• _YOUR INSTRUCTIONS_:
Report only the number of lines in the records that contain the word "Global".

[A block of data]
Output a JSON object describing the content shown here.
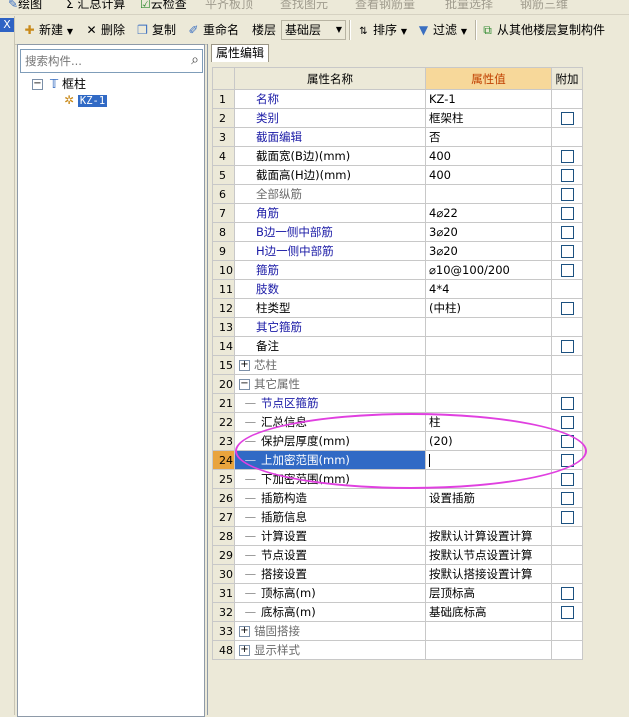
{
  "top_toolbar": {
    "items": [
      "绘图",
      "Σ 汇总计算",
      "云检查",
      "平齐板顶",
      "查找图元",
      "查看钢筋量",
      "批量选择",
      "钢筋三维"
    ]
  },
  "toolbar": {
    "new_label": "新建",
    "delete_label": "删除",
    "copy_label": "复制",
    "rename_label": "重命名",
    "floor_label": "楼层",
    "floor_value": "基础层",
    "sort_label": "排序",
    "filter_label": "过滤",
    "copy_from_floor_label": "从其他楼层复制构件"
  },
  "left_close": "X",
  "search": {
    "placeholder": "搜索构件..."
  },
  "tree": {
    "root_label": "框柱",
    "root_expander": "−",
    "child_label": "KZ-1"
  },
  "tab": {
    "label": "属性编辑"
  },
  "grid": {
    "headers": {
      "name": "属性名称",
      "value": "属性值",
      "extra": "附加"
    },
    "rows": [
      {
        "num": "1",
        "name": "名称",
        "value": "KZ-1",
        "color": "blue",
        "check": false,
        "indent": 0
      },
      {
        "num": "2",
        "name": "类别",
        "value": "框架柱",
        "color": "blue",
        "check": true,
        "indent": 0
      },
      {
        "num": "3",
        "name": "截面编辑",
        "value": "否",
        "color": "blue",
        "check": false,
        "indent": 0
      },
      {
        "num": "4",
        "name": "截面宽(B边)(mm)",
        "value": "400",
        "color": "black",
        "check": true,
        "indent": 0
      },
      {
        "num": "5",
        "name": "截面高(H边)(mm)",
        "value": "400",
        "color": "black",
        "check": true,
        "indent": 0
      },
      {
        "num": "6",
        "name": "全部纵筋",
        "value": "",
        "color": "gray",
        "check": true,
        "indent": 0
      },
      {
        "num": "7",
        "name": "角筋",
        "value": "4⌀22",
        "color": "blue",
        "check": true,
        "indent": 0
      },
      {
        "num": "8",
        "name": "B边一侧中部筋",
        "value": "3⌀20",
        "color": "blue",
        "check": true,
        "indent": 0
      },
      {
        "num": "9",
        "name": "H边一侧中部筋",
        "value": "3⌀20",
        "color": "blue",
        "check": true,
        "indent": 0
      },
      {
        "num": "10",
        "name": "箍筋",
        "value": "⌀10@100/200",
        "color": "blue",
        "check": true,
        "indent": 0
      },
      {
        "num": "11",
        "name": "肢数",
        "value": "4*4",
        "color": "blue",
        "check": false,
        "indent": 0
      },
      {
        "num": "12",
        "name": "柱类型",
        "value": "(中柱)",
        "color": "black",
        "check": true,
        "indent": 0
      },
      {
        "num": "13",
        "name": "其它箍筋",
        "value": "",
        "color": "blue",
        "check": false,
        "indent": 0
      },
      {
        "num": "14",
        "name": "备注",
        "value": "",
        "color": "black",
        "check": true,
        "indent": 0
      },
      {
        "num": "15",
        "name": "芯柱",
        "value": "",
        "color": "gray",
        "check": false,
        "indent": 0,
        "expander": "+"
      },
      {
        "num": "20",
        "name": "其它属性",
        "value": "",
        "color": "gray",
        "check": false,
        "indent": 0,
        "expander": "−"
      },
      {
        "num": "21",
        "name": "节点区箍筋",
        "value": "",
        "color": "blue",
        "check": true,
        "indent": 1
      },
      {
        "num": "22",
        "name": "汇总信息",
        "value": "柱",
        "color": "black",
        "check": true,
        "indent": 1
      },
      {
        "num": "23",
        "name": "保护层厚度(mm)",
        "value": "(20)",
        "color": "black",
        "check": true,
        "indent": 1
      },
      {
        "num": "24",
        "name": "上加密范围(mm)",
        "value": "",
        "color": "black",
        "check": true,
        "indent": 1,
        "selected": true
      },
      {
        "num": "25",
        "name": "下加密范围(mm)",
        "value": "",
        "color": "black",
        "check": true,
        "indent": 1
      },
      {
        "num": "26",
        "name": "插筋构造",
        "value": "设置插筋",
        "color": "black",
        "check": true,
        "indent": 1
      },
      {
        "num": "27",
        "name": "插筋信息",
        "value": "",
        "color": "black",
        "check": true,
        "indent": 1
      },
      {
        "num": "28",
        "name": "计算设置",
        "value": "按默认计算设置计算",
        "color": "black",
        "check": false,
        "indent": 1
      },
      {
        "num": "29",
        "name": "节点设置",
        "value": "按默认节点设置计算",
        "color": "black",
        "check": false,
        "indent": 1
      },
      {
        "num": "30",
        "name": "搭接设置",
        "value": "按默认搭接设置计算",
        "color": "black",
        "check": false,
        "indent": 1
      },
      {
        "num": "31",
        "name": "顶标高(m)",
        "value": "层顶标高",
        "color": "black",
        "check": true,
        "indent": 1
      },
      {
        "num": "32",
        "name": "底标高(m)",
        "value": "基础底标高",
        "color": "black",
        "check": true,
        "indent": 1
      },
      {
        "num": "33",
        "name": "锚固搭接",
        "value": "",
        "color": "gray",
        "check": false,
        "indent": 0,
        "expander": "+"
      },
      {
        "num": "48",
        "name": "显示样式",
        "value": "",
        "color": "gray",
        "check": false,
        "indent": 0,
        "expander": "+"
      }
    ]
  },
  "colors": {
    "selection": "#316ac5",
    "header_value_bg": "#f7d89a",
    "annotation": "#e040e0"
  }
}
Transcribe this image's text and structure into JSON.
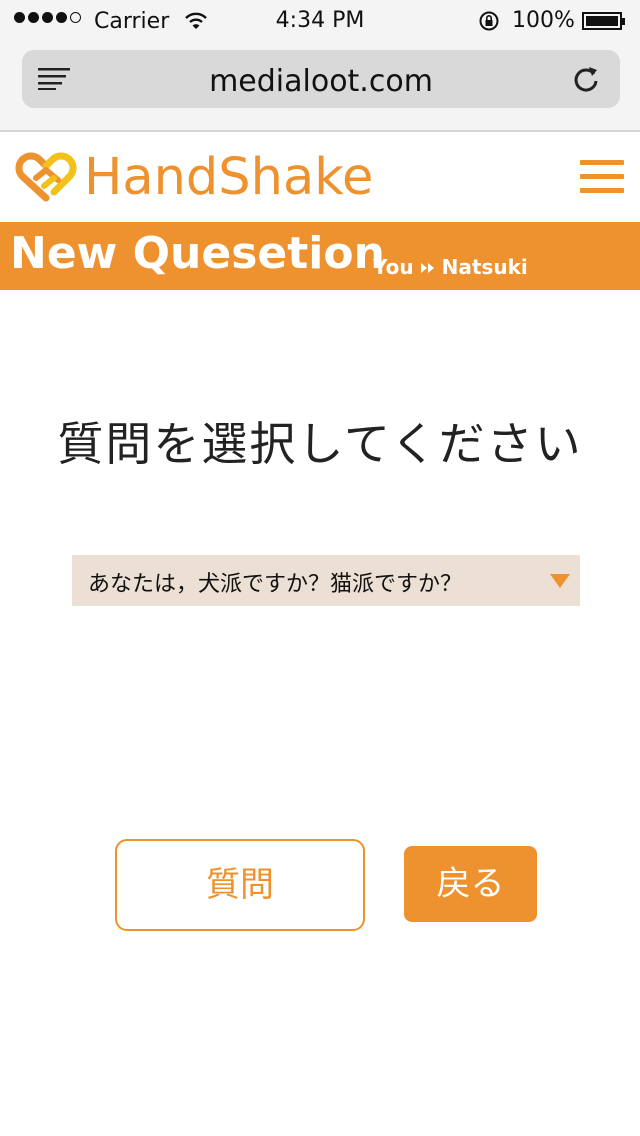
{
  "status_bar": {
    "carrier": "Carrier",
    "time": "4:34 PM",
    "battery": "100%"
  },
  "browser": {
    "url": "medialoot.com"
  },
  "header": {
    "brand": "HandShake"
  },
  "page": {
    "title": "New Quesetion",
    "breadcrumb_from": "You",
    "breadcrumb_to": "Natsuki"
  },
  "main": {
    "heading": "質問を選択してください",
    "select_value": "あなたは，犬派ですか？猫派ですか？",
    "ask_button": "質問",
    "back_button": "戻る"
  },
  "colors": {
    "accent": "#ee922f",
    "select_bg": "#ebe0d3"
  },
  "icons": [
    "signal-icon",
    "wifi-icon",
    "lock-rotation-icon",
    "battery-icon",
    "reader-menu-icon",
    "reload-icon",
    "handshake-logo-icon",
    "hamburger-menu-icon",
    "double-arrow-icon",
    "dropdown-arrow-icon"
  ]
}
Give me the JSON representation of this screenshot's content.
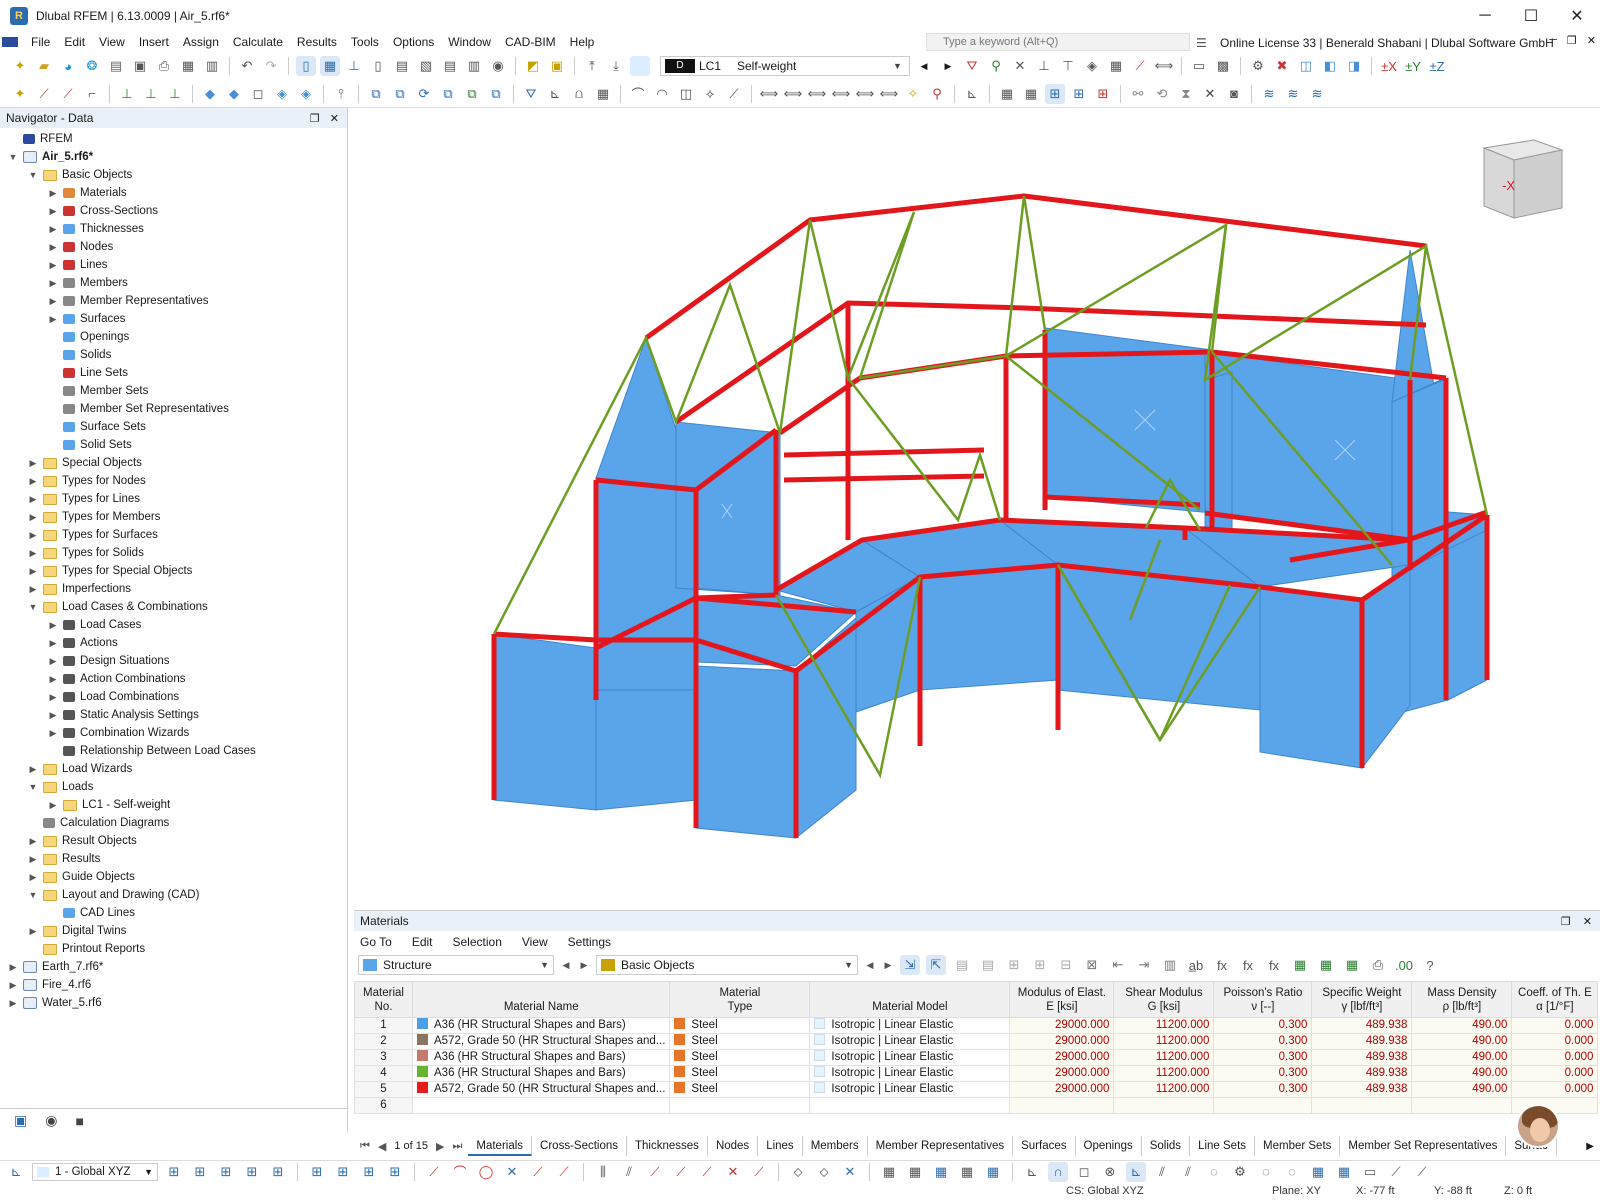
{
  "window": {
    "title": "Dlubal RFEM | 6.13.0009 | Air_5.rf6*"
  },
  "menu": [
    "File",
    "Edit",
    "View",
    "Insert",
    "Assign",
    "Calculate",
    "Results",
    "Tools",
    "Options",
    "Window",
    "CAD-BIM",
    "Help"
  ],
  "search": {
    "placeholder": "Type a keyword (Alt+Q)"
  },
  "license": "Online License 33 | Benerald Shabani | Dlubal Software GmbH",
  "loadcase": {
    "type": "D",
    "id": "LC1",
    "name": "Self-weight"
  },
  "navigator": {
    "title": "Navigator - Data",
    "tree": [
      {
        "level": 0,
        "label": "RFEM",
        "toggle": "",
        "icon": "app"
      },
      {
        "level": 0,
        "label": "Air_5.rf6*",
        "toggle": "v",
        "icon": "file",
        "bold": true
      },
      {
        "level": 1,
        "label": "Basic Objects",
        "toggle": "v",
        "icon": "folder"
      },
      {
        "level": 2,
        "label": "Materials",
        "toggle": ">",
        "icon": "materials"
      },
      {
        "level": 2,
        "label": "Cross-Sections",
        "toggle": ">",
        "icon": "cross-sections"
      },
      {
        "level": 2,
        "label": "Thicknesses",
        "toggle": ">",
        "icon": "thicknesses"
      },
      {
        "level": 2,
        "label": "Nodes",
        "toggle": ">",
        "icon": "nodes"
      },
      {
        "level": 2,
        "label": "Lines",
        "toggle": ">",
        "icon": "lines"
      },
      {
        "level": 2,
        "label": "Members",
        "toggle": ">",
        "icon": "members"
      },
      {
        "level": 2,
        "label": "Member Representatives",
        "toggle": ">",
        "icon": "member-representatives"
      },
      {
        "level": 2,
        "label": "Surfaces",
        "toggle": ">",
        "icon": "surfaces"
      },
      {
        "level": 2,
        "label": "Openings",
        "toggle": "",
        "icon": "openings"
      },
      {
        "level": 2,
        "label": "Solids",
        "toggle": "",
        "icon": "solids"
      },
      {
        "level": 2,
        "label": "Line Sets",
        "toggle": "",
        "icon": "line-sets"
      },
      {
        "level": 2,
        "label": "Member Sets",
        "toggle": "",
        "icon": "member-sets"
      },
      {
        "level": 2,
        "label": "Member Set Representatives",
        "toggle": "",
        "icon": "member-set-representatives"
      },
      {
        "level": 2,
        "label": "Surface Sets",
        "toggle": "",
        "icon": "surface-sets"
      },
      {
        "level": 2,
        "label": "Solid Sets",
        "toggle": "",
        "icon": "solid-sets"
      },
      {
        "level": 1,
        "label": "Special Objects",
        "toggle": ">",
        "icon": "folder"
      },
      {
        "level": 1,
        "label": "Types for Nodes",
        "toggle": ">",
        "icon": "folder"
      },
      {
        "level": 1,
        "label": "Types for Lines",
        "toggle": ">",
        "icon": "folder"
      },
      {
        "level": 1,
        "label": "Types for Members",
        "toggle": ">",
        "icon": "folder"
      },
      {
        "level": 1,
        "label": "Types for Surfaces",
        "toggle": ">",
        "icon": "folder"
      },
      {
        "level": 1,
        "label": "Types for Solids",
        "toggle": ">",
        "icon": "folder"
      },
      {
        "level": 1,
        "label": "Types for Special Objects",
        "toggle": ">",
        "icon": "folder"
      },
      {
        "level": 1,
        "label": "Imperfections",
        "toggle": ">",
        "icon": "folder"
      },
      {
        "level": 1,
        "label": "Load Cases & Combinations",
        "toggle": "v",
        "icon": "folder"
      },
      {
        "level": 2,
        "label": "Load Cases",
        "toggle": ">",
        "icon": "load-cases"
      },
      {
        "level": 2,
        "label": "Actions",
        "toggle": ">",
        "icon": "actions"
      },
      {
        "level": 2,
        "label": "Design Situations",
        "toggle": ">",
        "icon": "design-situations"
      },
      {
        "level": 2,
        "label": "Action Combinations",
        "toggle": ">",
        "icon": "action-combinations"
      },
      {
        "level": 2,
        "label": "Load Combinations",
        "toggle": ">",
        "icon": "load-combinations"
      },
      {
        "level": 2,
        "label": "Static Analysis Settings",
        "toggle": ">",
        "icon": "static-analysis-settings"
      },
      {
        "level": 2,
        "label": "Combination Wizards",
        "toggle": ">",
        "icon": "combination-wizards"
      },
      {
        "level": 2,
        "label": "Relationship Between Load Cases",
        "toggle": "",
        "icon": "relationship"
      },
      {
        "level": 1,
        "label": "Load Wizards",
        "toggle": ">",
        "icon": "folder"
      },
      {
        "level": 1,
        "label": "Loads",
        "toggle": "v",
        "icon": "folder"
      },
      {
        "level": 2,
        "label": "LC1 - Self-weight",
        "toggle": ">",
        "icon": "folder"
      },
      {
        "level": 1,
        "label": "Calculation Diagrams",
        "toggle": "",
        "icon": "calculation-diagrams"
      },
      {
        "level": 1,
        "label": "Result Objects",
        "toggle": ">",
        "icon": "folder"
      },
      {
        "level": 1,
        "label": "Results",
        "toggle": ">",
        "icon": "folder"
      },
      {
        "level": 1,
        "label": "Guide Objects",
        "toggle": ">",
        "icon": "folder"
      },
      {
        "level": 1,
        "label": "Layout and Drawing (CAD)",
        "toggle": "v",
        "icon": "folder"
      },
      {
        "level": 2,
        "label": "CAD Lines",
        "toggle": "",
        "icon": "cad-lines"
      },
      {
        "level": 1,
        "label": "Digital Twins",
        "toggle": ">",
        "icon": "folder"
      },
      {
        "level": 1,
        "label": "Printout Reports",
        "toggle": "",
        "icon": "folder"
      },
      {
        "level": 0,
        "label": "Earth_7.rf6*",
        "toggle": ">",
        "icon": "file"
      },
      {
        "level": 0,
        "label": "Fire_4.rf6",
        "toggle": ">",
        "icon": "file"
      },
      {
        "level": 0,
        "label": "Water_5.rf6",
        "toggle": ">",
        "icon": "file"
      }
    ]
  },
  "viewport": {
    "navcube_label": "-X"
  },
  "materials_panel": {
    "title": "Materials",
    "menu": [
      "Go To",
      "Edit",
      "Selection",
      "View",
      "Settings"
    ],
    "structure_combo": "Structure",
    "objects_combo": "Basic Objects",
    "columns": [
      {
        "line1": "Material",
        "line2": "No."
      },
      {
        "line1": "",
        "line2": "Material Name"
      },
      {
        "line1": "Material",
        "line2": "Type"
      },
      {
        "line1": "",
        "line2": "Material Model"
      },
      {
        "line1": "Modulus of Elast.",
        "line2": "E [ksi]"
      },
      {
        "line1": "Shear Modulus",
        "line2": "G [ksi]"
      },
      {
        "line1": "Poisson's Ratio",
        "line2": "ν [--]"
      },
      {
        "line1": "Specific Weight",
        "line2": "γ [lbf/ft³]"
      },
      {
        "line1": "Mass Density",
        "line2": "ρ [lb/ft³]"
      },
      {
        "line1": "Coeff. of Th. E",
        "line2": "α [1/°F]"
      }
    ],
    "rows": [
      {
        "no": "1",
        "name": "A36 (HR Structural Shapes and Bars)",
        "color": "#4a9fe8",
        "type": "Steel",
        "model": "Isotropic | Linear Elastic",
        "E": "29000.000",
        "G": "11200.000",
        "nu": "0.300",
        "gamma": "489.938",
        "rho": "490.00",
        "alpha": "0.000"
      },
      {
        "no": "2",
        "name": "A572, Grade 50 (HR Structural Shapes and...",
        "color": "#8a7560",
        "type": "Steel",
        "model": "Isotropic | Linear Elastic",
        "E": "29000.000",
        "G": "11200.000",
        "nu": "0.300",
        "gamma": "489.938",
        "rho": "490.00",
        "alpha": "0.000"
      },
      {
        "no": "3",
        "name": "A36 (HR Structural Shapes and Bars)",
        "color": "#c67a6e",
        "type": "Steel",
        "model": "Isotropic | Linear Elastic",
        "E": "29000.000",
        "G": "11200.000",
        "nu": "0.300",
        "gamma": "489.938",
        "rho": "490.00",
        "alpha": "0.000"
      },
      {
        "no": "4",
        "name": "A36 (HR Structural Shapes and Bars)",
        "color": "#66b32e",
        "type": "Steel",
        "model": "Isotropic | Linear Elastic",
        "E": "29000.000",
        "G": "11200.000",
        "nu": "0.300",
        "gamma": "489.938",
        "rho": "490.00",
        "alpha": "0.000"
      },
      {
        "no": "5",
        "name": "A572, Grade 50 (HR Structural Shapes and...",
        "color": "#e81a1a",
        "type": "Steel",
        "model": "Isotropic | Linear Elastic",
        "E": "29000.000",
        "G": "11200.000",
        "nu": "0.300",
        "gamma": "489.938",
        "rho": "490.00",
        "alpha": "0.000"
      },
      {
        "no": "6",
        "name": "",
        "color": "",
        "type": "",
        "model": "",
        "E": "",
        "G": "",
        "nu": "",
        "gamma": "",
        "rho": "",
        "alpha": ""
      }
    ],
    "steel_color": "#e8742a",
    "pager": "1 of 15",
    "tabs": [
      "Materials",
      "Cross-Sections",
      "Thicknesses",
      "Nodes",
      "Lines",
      "Members",
      "Member Representatives",
      "Surfaces",
      "Openings",
      "Solids",
      "Line Sets",
      "Member Sets",
      "Member Set Representatives",
      "Surfac"
    ]
  },
  "bottom_toolbar": {
    "view_combo": "1 - Global XYZ"
  },
  "status": {
    "cs": "CS: Global XYZ",
    "plane": "Plane: XY",
    "x": "X: -77 ft",
    "y": "Y: -88 ft",
    "z": "Z: 0 ft"
  }
}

• _RESPONSE TO THIS EXERCISE_:
2